(Records contained in a dataset)
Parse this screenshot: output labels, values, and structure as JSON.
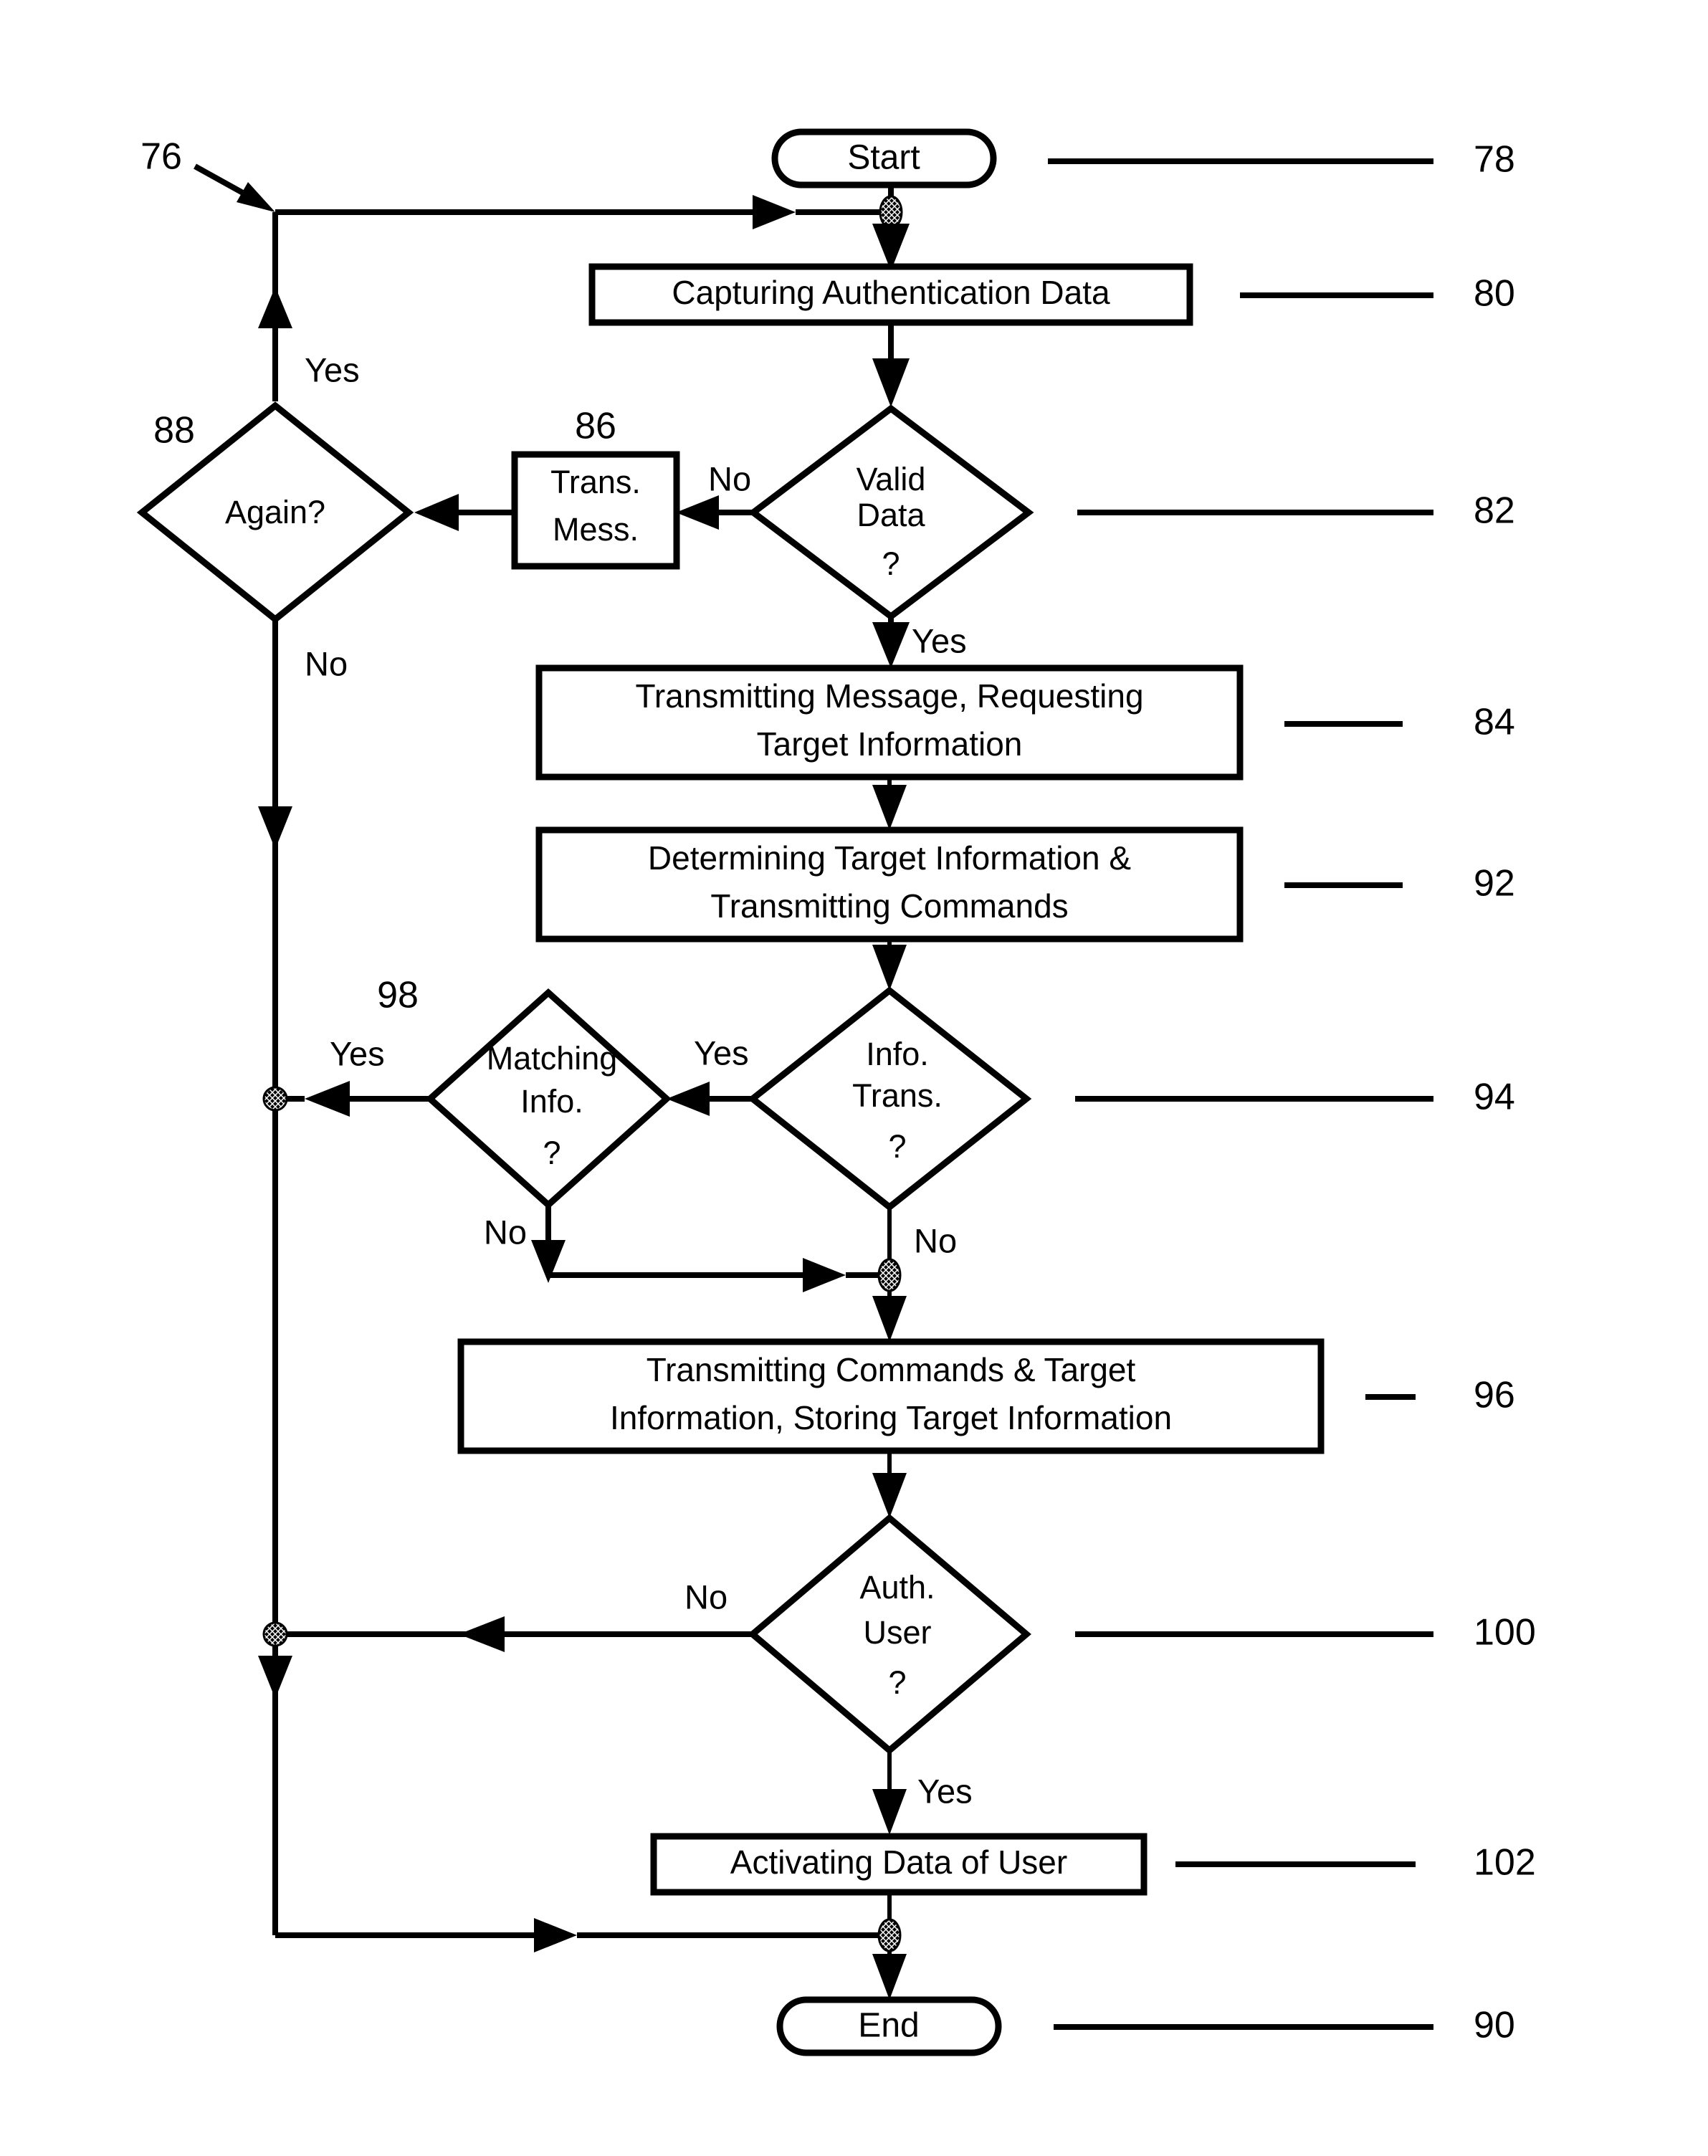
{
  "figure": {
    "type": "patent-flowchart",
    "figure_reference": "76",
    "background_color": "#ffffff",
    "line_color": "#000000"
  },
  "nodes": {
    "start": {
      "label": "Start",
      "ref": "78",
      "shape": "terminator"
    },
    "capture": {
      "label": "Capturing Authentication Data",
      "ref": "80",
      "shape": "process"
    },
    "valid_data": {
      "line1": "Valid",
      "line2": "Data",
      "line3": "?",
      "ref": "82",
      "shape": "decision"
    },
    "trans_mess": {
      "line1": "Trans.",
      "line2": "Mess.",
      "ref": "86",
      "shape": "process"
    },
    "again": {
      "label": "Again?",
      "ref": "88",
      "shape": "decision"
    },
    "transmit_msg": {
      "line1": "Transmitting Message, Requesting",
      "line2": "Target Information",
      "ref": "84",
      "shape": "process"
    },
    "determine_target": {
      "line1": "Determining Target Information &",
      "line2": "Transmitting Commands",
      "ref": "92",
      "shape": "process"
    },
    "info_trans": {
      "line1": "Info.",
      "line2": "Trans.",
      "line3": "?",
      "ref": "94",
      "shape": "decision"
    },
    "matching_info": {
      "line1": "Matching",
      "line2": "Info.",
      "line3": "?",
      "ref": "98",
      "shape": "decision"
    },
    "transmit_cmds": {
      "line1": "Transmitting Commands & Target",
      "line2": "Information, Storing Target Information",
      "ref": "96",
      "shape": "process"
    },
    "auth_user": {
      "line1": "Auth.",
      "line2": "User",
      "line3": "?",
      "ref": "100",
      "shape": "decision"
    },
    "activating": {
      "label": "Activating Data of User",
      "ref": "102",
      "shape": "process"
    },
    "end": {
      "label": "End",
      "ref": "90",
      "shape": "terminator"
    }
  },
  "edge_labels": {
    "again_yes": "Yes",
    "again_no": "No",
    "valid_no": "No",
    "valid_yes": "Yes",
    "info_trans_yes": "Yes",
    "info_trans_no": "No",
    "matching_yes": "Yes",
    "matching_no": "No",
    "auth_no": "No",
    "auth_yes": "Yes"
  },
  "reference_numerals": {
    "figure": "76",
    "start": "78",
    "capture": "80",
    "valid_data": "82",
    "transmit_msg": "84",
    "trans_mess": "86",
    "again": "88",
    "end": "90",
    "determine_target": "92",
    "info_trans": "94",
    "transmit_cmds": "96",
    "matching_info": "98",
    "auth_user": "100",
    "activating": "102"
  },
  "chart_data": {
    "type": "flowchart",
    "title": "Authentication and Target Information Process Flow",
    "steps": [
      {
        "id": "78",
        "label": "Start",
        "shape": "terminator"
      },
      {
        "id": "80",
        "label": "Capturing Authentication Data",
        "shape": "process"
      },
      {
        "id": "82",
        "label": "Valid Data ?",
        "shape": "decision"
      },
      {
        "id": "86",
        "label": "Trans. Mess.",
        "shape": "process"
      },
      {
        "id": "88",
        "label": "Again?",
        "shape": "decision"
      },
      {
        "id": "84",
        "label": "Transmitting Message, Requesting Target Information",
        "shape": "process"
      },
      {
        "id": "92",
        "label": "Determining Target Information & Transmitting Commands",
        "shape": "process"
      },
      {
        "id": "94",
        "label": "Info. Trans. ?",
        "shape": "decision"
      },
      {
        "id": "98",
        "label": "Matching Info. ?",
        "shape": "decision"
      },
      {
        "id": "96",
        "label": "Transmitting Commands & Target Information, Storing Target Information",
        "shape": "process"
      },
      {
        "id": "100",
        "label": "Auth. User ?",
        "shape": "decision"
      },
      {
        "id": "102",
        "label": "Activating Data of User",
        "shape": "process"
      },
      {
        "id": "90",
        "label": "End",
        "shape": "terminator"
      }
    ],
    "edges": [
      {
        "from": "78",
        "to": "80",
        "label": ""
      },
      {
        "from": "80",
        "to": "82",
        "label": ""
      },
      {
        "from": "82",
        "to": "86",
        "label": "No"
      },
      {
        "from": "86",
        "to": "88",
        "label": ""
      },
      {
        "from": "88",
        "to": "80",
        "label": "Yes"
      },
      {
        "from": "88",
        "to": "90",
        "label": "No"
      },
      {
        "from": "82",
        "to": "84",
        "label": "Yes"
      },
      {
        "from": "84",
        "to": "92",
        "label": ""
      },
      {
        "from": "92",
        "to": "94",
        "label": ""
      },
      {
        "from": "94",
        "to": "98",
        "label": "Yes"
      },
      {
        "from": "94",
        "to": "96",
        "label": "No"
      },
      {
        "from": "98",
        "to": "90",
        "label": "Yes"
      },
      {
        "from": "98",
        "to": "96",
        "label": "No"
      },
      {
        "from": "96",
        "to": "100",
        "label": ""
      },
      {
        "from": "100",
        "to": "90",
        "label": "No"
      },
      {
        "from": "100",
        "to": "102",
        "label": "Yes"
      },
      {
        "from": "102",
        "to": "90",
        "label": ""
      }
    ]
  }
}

--

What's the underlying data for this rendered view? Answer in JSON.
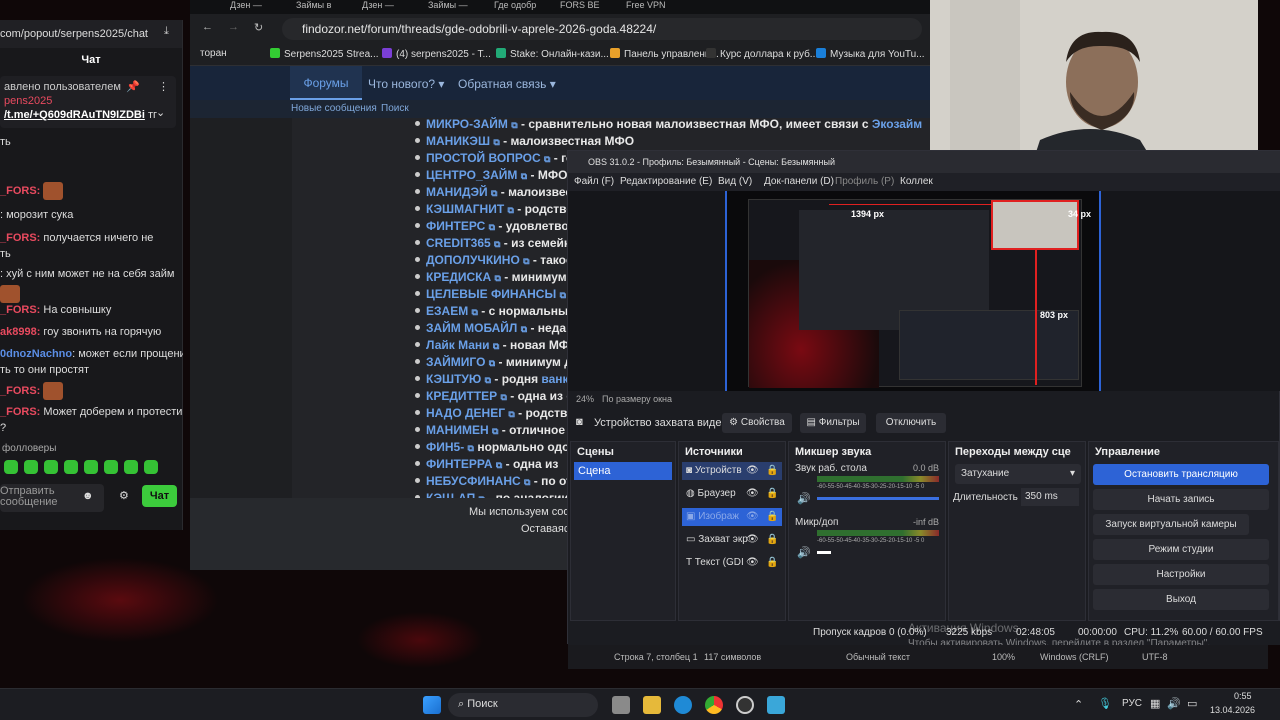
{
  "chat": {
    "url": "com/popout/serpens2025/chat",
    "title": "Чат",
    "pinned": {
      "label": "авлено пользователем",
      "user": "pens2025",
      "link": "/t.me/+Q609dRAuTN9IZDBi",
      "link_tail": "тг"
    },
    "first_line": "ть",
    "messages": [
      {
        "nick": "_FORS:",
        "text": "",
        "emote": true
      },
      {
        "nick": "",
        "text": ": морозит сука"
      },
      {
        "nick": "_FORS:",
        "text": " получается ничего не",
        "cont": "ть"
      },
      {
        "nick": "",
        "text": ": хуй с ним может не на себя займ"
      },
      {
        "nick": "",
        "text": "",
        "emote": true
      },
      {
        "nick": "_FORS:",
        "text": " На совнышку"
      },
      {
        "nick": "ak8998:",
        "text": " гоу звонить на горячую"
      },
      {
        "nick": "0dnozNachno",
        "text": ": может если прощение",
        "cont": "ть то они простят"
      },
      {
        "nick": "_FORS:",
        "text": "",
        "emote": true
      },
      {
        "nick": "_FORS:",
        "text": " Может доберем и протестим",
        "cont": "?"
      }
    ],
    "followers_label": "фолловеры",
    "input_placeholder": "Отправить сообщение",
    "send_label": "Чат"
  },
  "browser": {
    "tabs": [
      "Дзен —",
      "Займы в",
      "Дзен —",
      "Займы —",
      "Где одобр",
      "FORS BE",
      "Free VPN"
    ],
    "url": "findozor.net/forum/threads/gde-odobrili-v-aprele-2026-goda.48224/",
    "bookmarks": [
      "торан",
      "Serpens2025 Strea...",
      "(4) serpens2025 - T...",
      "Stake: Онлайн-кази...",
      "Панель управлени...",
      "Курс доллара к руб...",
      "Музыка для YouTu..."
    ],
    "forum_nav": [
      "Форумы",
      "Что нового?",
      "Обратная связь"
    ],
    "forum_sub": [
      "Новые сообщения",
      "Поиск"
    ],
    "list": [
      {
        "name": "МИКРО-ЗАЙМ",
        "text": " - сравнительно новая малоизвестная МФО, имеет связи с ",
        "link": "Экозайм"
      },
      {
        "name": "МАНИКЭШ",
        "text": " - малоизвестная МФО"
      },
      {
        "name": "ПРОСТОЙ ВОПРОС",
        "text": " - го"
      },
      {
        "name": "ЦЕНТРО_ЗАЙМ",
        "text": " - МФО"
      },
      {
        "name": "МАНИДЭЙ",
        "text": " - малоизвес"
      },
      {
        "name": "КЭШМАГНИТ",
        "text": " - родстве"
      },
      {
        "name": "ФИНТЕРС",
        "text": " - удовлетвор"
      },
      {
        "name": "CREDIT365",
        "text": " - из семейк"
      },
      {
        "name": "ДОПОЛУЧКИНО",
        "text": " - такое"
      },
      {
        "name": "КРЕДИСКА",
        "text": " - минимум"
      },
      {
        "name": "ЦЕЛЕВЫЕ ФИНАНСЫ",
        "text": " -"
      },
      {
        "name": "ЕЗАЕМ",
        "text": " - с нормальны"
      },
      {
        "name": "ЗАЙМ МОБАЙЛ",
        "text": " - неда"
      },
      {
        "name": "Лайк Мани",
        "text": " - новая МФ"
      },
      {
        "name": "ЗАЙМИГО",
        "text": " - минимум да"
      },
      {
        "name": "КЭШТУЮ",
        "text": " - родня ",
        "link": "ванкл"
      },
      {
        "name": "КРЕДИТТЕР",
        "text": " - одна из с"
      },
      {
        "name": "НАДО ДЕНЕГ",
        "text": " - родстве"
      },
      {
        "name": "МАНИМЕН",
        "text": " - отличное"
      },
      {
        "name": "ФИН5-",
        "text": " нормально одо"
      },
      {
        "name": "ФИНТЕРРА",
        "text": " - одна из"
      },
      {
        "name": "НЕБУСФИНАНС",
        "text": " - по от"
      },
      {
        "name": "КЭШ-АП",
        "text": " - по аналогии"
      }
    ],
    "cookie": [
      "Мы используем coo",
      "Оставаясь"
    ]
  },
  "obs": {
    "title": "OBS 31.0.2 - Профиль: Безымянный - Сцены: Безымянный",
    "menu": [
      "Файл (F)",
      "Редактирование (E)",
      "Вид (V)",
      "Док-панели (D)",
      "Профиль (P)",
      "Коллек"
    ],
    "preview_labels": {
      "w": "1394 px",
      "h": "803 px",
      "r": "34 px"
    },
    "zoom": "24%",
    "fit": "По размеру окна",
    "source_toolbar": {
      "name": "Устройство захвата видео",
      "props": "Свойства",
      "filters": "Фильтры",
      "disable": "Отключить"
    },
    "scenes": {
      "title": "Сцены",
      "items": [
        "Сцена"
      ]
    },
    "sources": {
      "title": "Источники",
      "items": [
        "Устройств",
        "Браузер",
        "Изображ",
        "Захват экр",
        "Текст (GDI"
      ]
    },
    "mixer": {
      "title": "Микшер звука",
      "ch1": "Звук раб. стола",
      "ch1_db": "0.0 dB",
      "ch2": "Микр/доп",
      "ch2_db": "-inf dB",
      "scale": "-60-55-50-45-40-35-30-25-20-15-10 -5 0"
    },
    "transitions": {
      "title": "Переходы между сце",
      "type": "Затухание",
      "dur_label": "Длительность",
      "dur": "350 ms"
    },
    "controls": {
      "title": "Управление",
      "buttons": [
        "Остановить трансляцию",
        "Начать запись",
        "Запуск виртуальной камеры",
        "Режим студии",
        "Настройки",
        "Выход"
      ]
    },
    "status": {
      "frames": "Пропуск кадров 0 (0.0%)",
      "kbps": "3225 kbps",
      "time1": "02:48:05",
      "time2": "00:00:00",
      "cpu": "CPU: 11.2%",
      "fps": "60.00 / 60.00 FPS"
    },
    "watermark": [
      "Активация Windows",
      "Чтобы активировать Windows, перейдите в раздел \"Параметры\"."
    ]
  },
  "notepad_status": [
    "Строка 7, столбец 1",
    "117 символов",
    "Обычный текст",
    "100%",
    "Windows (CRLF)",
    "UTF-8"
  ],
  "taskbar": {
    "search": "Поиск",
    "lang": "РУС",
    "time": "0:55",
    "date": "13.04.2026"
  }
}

* _EXERCISE OBJECTIVE_
List all lines in the material containing the string "chat".

* _EXERCISE ANSWER_
  "chat": {
    "url": "com/popout/serpens2025/chat",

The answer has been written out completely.